- **EXERCISE AIM**
Find the string "JSON" in the records. Copy every line it appears in.

--------

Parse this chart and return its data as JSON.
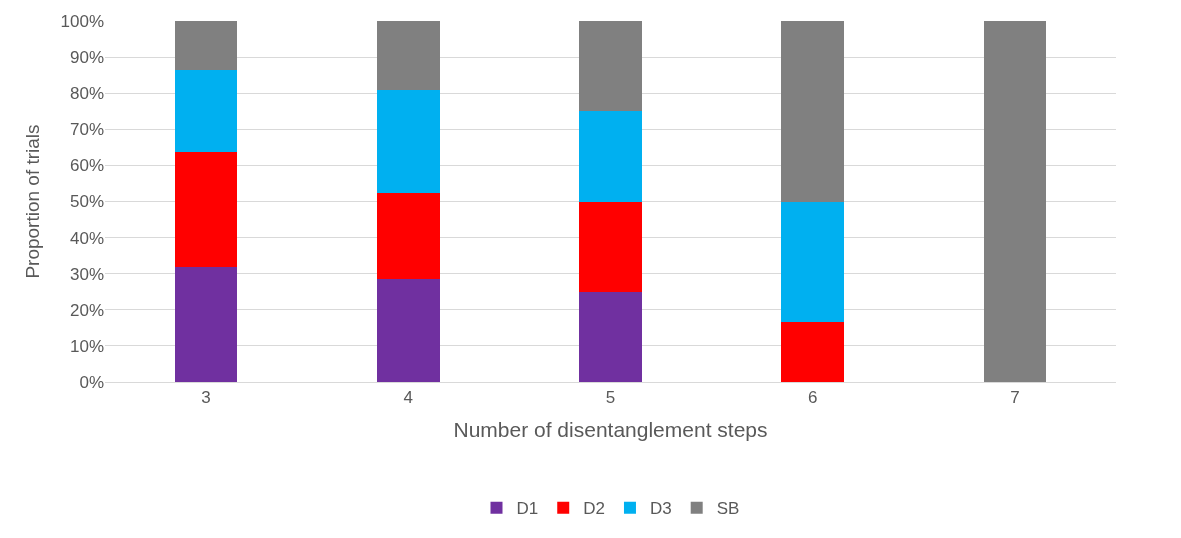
{
  "chart_data": {
    "type": "bar",
    "stacked": true,
    "xlabel": "Number of disentanglement steps",
    "ylabel": "Proportion of trials",
    "categories": [
      "3",
      "4",
      "5",
      "6",
      "7"
    ],
    "series": [
      {
        "name": "D1",
        "color": "#7030a0",
        "values": [
          31.8,
          28.6,
          25,
          0,
          0
        ]
      },
      {
        "name": "D2",
        "color": "#ff0000",
        "values": [
          31.8,
          23.8,
          25,
          16.7,
          0
        ]
      },
      {
        "name": "D3",
        "color": "#00b0f0",
        "values": [
          22.7,
          28.6,
          25,
          33.3,
          0
        ]
      },
      {
        "name": "SB",
        "color": "#808080",
        "values": [
          13.6,
          19.0,
          25,
          50,
          100
        ]
      }
    ],
    "ylim": [
      0,
      100
    ],
    "yticks": [
      {
        "value": 0,
        "label": "0%"
      },
      {
        "value": 10,
        "label": "10%"
      },
      {
        "value": 20,
        "label": "20%"
      },
      {
        "value": 30,
        "label": "30%"
      },
      {
        "value": 40,
        "label": "40%"
      },
      {
        "value": 50,
        "label": "50%"
      },
      {
        "value": 60,
        "label": "60%"
      },
      {
        "value": 70,
        "label": "70%"
      },
      {
        "value": 80,
        "label": "80%"
      },
      {
        "value": 90,
        "label": "90%"
      },
      {
        "value": 100,
        "label": "100%"
      }
    ],
    "grid": "y",
    "legend": "bottom"
  }
}
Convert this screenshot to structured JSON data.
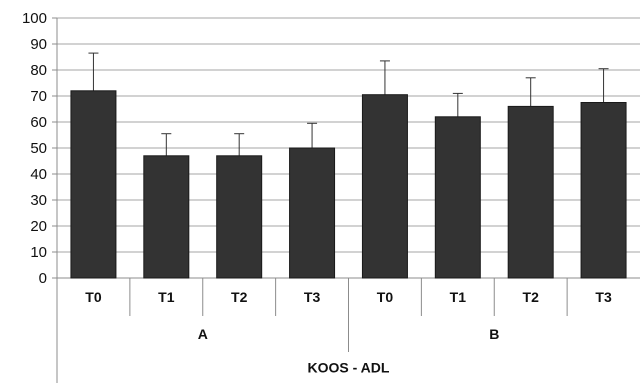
{
  "chart_data": {
    "type": "bar",
    "categories": [
      "T0",
      "T1",
      "T2",
      "T3",
      "T0",
      "T1",
      "T2",
      "T3"
    ],
    "groups": [
      {
        "label": "A",
        "categories": [
          "T0",
          "T1",
          "T2",
          "T3"
        ]
      },
      {
        "label": "B",
        "categories": [
          "T0",
          "T1",
          "T2",
          "T3"
        ]
      }
    ],
    "values": [
      72,
      47,
      47,
      50,
      70.5,
      62,
      66,
      67.5
    ],
    "error_upper": [
      86.5,
      55.5,
      55.5,
      59.5,
      83.5,
      71,
      77,
      80.5
    ],
    "xlabel": "KOOS - ADL",
    "ylabel": "",
    "ylim": [
      0,
      100
    ],
    "yticks": [
      0,
      10,
      20,
      30,
      40,
      50,
      60,
      70,
      80,
      90,
      100
    ],
    "grid": true,
    "legend": "none",
    "bar_color": "#333333",
    "grid_color": "#a6a6a6"
  }
}
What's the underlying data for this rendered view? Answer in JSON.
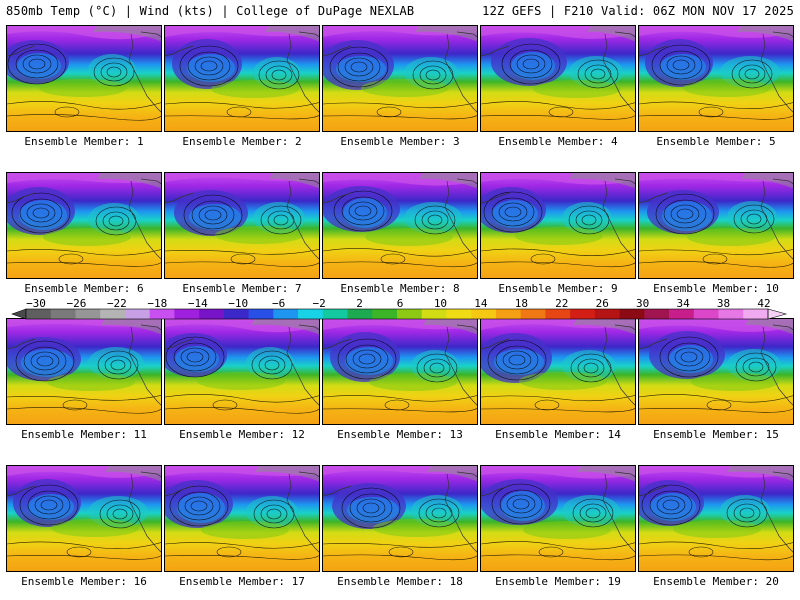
{
  "header": {
    "left_title": "850mb Temp (°C) | Wind (kts) | College of DuPage NEXLAB",
    "right_title": "12Z GEFS | F210 Valid: 06Z MON NOV 17 2025"
  },
  "members": [
    "Ensemble Member: 1",
    "Ensemble Member: 2",
    "Ensemble Member: 3",
    "Ensemble Member: 4",
    "Ensemble Member: 5",
    "Ensemble Member: 6",
    "Ensemble Member: 7",
    "Ensemble Member: 8",
    "Ensemble Member: 9",
    "Ensemble Member: 10",
    "Ensemble Member: 11",
    "Ensemble Member: 12",
    "Ensemble Member: 13",
    "Ensemble Member: 14",
    "Ensemble Member: 15",
    "Ensemble Member: 16",
    "Ensemble Member: 17",
    "Ensemble Member: 18",
    "Ensemble Member: 19",
    "Ensemble Member: 20"
  ],
  "colorbar": {
    "ticks": [
      "−30",
      "−26",
      "−22",
      "−18",
      "−14",
      "−10",
      "−6",
      "−2",
      "2",
      "6",
      "10",
      "14",
      "18",
      "22",
      "26",
      "30",
      "34",
      "38",
      "42"
    ],
    "colors": [
      "#5f5f5f",
      "#7a7a7a",
      "#969696",
      "#b4b4b4",
      "#c8a0e6",
      "#c850f0",
      "#a020e0",
      "#7814c8",
      "#3c28c8",
      "#2850e6",
      "#1e96f0",
      "#19d2e6",
      "#14c8a0",
      "#1eaa50",
      "#3cb428",
      "#8cc814",
      "#d2dc14",
      "#f0dc14",
      "#f5c814",
      "#f5a014",
      "#f07814",
      "#e64614",
      "#d21e14",
      "#b41414",
      "#8c0a14",
      "#a01450",
      "#c81e8c",
      "#dc46c8",
      "#e678e6",
      "#f0aaf0"
    ]
  }
}
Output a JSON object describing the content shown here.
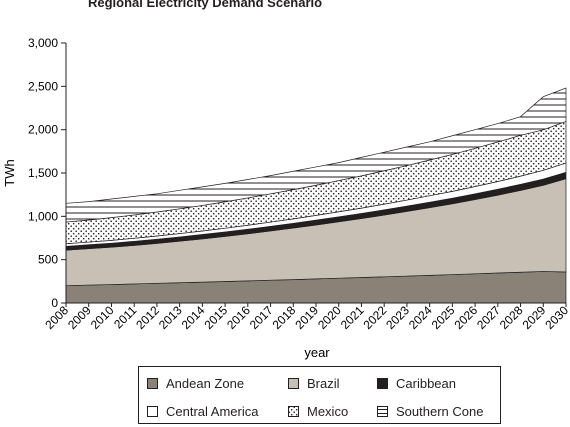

--------

- **RESPONSE**
Parse this chart and return its data as JSON.
Convert this screenshot to structured JSON data.
What's the underlying data for this rendered view? Answer in JSON.
Output a JSON object describing the content shown here.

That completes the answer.